◆ **STATED EXERCISE**:
Locate the line with "Give me the" in the material. Copy that line and each one after it, through the last, exactly and with nothing else.

◆ **EXERCISE MATERIAL**:
+--

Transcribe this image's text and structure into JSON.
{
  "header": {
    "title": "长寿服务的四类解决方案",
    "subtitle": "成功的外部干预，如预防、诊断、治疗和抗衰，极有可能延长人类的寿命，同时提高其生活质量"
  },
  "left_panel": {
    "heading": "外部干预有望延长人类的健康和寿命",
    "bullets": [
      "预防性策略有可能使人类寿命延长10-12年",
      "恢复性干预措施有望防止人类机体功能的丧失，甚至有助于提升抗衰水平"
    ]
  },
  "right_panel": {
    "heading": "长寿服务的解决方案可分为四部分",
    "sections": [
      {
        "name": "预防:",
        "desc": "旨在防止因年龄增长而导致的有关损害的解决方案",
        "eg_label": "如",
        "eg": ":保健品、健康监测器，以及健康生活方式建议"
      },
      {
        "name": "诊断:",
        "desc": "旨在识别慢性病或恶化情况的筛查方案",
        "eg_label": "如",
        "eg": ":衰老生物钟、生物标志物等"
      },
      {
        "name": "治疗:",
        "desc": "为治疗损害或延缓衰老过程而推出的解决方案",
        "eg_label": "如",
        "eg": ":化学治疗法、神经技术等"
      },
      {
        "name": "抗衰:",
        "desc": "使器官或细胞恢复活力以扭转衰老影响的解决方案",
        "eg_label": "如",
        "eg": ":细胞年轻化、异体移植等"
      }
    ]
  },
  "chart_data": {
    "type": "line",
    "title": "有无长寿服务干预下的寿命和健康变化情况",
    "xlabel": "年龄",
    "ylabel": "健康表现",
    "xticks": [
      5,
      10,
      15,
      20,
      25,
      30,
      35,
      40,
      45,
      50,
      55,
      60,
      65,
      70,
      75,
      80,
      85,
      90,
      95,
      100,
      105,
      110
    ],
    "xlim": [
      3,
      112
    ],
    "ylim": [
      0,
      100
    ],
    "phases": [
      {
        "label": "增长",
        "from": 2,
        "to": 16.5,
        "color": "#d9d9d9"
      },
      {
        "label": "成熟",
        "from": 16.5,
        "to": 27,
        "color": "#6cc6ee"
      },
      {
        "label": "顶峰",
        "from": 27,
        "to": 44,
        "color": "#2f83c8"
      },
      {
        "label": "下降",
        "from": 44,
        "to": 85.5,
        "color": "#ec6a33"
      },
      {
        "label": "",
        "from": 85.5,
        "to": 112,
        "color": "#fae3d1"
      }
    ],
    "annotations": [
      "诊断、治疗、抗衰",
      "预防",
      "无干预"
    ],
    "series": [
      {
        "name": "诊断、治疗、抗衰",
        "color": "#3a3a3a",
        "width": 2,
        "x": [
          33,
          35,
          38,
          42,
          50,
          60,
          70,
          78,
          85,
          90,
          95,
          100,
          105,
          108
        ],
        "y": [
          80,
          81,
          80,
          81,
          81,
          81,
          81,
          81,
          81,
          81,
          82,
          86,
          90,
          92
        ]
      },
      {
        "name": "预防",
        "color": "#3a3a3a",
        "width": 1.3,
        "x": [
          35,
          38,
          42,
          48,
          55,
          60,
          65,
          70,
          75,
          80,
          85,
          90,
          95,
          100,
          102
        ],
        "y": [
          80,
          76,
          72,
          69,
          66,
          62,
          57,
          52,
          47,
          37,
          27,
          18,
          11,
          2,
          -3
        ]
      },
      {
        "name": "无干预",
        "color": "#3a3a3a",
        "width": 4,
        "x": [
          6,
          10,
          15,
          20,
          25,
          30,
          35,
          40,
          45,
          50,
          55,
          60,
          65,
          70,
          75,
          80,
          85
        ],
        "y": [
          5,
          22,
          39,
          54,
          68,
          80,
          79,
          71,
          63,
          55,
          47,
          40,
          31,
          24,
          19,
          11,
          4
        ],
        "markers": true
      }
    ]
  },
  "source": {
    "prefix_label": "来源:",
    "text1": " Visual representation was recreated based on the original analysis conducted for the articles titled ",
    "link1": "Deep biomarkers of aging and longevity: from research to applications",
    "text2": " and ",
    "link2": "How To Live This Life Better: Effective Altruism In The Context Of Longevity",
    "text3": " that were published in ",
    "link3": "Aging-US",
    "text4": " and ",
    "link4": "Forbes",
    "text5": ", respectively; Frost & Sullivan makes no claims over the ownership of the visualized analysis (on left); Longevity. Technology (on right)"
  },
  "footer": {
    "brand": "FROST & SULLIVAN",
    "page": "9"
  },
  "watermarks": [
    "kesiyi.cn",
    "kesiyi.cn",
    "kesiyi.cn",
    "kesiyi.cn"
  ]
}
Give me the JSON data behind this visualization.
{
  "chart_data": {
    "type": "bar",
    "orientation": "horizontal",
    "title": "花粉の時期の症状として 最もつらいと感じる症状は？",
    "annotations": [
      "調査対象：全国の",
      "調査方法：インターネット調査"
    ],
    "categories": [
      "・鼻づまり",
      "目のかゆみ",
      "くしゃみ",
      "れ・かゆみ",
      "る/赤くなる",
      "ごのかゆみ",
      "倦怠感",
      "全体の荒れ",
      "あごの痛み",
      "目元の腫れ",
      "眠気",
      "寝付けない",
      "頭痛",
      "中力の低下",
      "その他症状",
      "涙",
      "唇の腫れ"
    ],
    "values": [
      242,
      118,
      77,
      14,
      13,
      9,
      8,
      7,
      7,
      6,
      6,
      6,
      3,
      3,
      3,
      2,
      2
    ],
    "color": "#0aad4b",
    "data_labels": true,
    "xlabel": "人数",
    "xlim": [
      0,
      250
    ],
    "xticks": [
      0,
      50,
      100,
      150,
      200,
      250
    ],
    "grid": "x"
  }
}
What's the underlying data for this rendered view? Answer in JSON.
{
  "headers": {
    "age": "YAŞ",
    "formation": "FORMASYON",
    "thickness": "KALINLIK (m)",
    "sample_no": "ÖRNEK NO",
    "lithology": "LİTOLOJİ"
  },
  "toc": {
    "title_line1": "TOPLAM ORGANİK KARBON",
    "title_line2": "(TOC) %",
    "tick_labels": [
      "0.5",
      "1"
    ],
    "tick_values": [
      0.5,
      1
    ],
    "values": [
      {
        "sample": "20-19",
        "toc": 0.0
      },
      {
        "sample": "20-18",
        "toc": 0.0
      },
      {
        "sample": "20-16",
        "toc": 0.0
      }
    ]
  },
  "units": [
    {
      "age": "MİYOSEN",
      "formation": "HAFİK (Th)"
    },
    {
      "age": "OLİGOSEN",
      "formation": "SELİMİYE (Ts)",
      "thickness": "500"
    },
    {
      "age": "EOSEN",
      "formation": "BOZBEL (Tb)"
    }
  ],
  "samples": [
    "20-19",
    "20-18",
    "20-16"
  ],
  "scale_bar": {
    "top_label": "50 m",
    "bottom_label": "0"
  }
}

+--

◆ **WRITTEN RESPONSE**:
Give me the JSON data behind this visualization.
{
  "chart_data": {
    "type": "bar",
    "orientation": "horizontal",
    "title": "花粉の時期の症状として 最もつらいと感じる症状は？",
    "annotations": [
      "調査対象：全国の",
      "調査方法：インターネット調査"
    ],
    "categories": [
      "・鼻づまり",
      "目のかゆみ",
      "くしゃみ",
      "れ・かゆみ",
      "る/赤くなる",
      "ごのかゆみ",
      "倦怠感",
      "全体の荒れ",
      "あごの痛み",
      "目元の腫れ",
      "眠気",
      "寝付けない",
      "頭痛",
      "中力の低下",
      "その他症状",
      "涙",
      "唇の腫れ"
    ],
    "values": [
      242,
      118,
      77,
      14,
      13,
      9,
      8,
      7,
      7,
      6,
      6,
      6,
      3,
      3,
      3,
      2,
      2
    ],
    "color": "#0aad4b",
    "data_labels": true,
    "xlabel": "人数",
    "xlim": [
      0,
      250
    ],
    "xticks": [
      0,
      50,
      100,
      150,
      200,
      250
    ],
    "grid": "x"
  }
}
What's the underlying data for this rendered view? Answer in JSON.
{
  "headers": {
    "age": "YAŞ",
    "formation": "FORMASYON",
    "thickness": "KALINLIK (m)",
    "sample_no": "ÖRNEK NO",
    "lithology": "LİTOLOJİ"
  },
  "toc": {
    "title_line1": "TOPLAM ORGANİK KARBON",
    "title_line2": "(TOC) %",
    "tick_labels": [
      "0.5",
      "1"
    ],
    "tick_values": [
      0.5,
      1
    ],
    "values": [
      {
        "sample": "20-19",
        "toc": 0.0
      },
      {
        "sample": "20-18",
        "toc": 0.0
      },
      {
        "sample": "20-16",
        "toc": 0.0
      }
    ]
  },
  "units": [
    {
      "age": "MİYOSEN",
      "formation": "HAFİK (Th)"
    },
    {
      "age": "OLİGOSEN",
      "formation": "SELİMİYE (Ts)",
      "thickness": "500"
    },
    {
      "age": "EOSEN",
      "formation": "BOZBEL (Tb)"
    }
  ],
  "samples": [
    "20-19",
    "20-18",
    "20-16"
  ],
  "scale_bar": {
    "top_label": "50 m",
    "bottom_label": "0"
  }
}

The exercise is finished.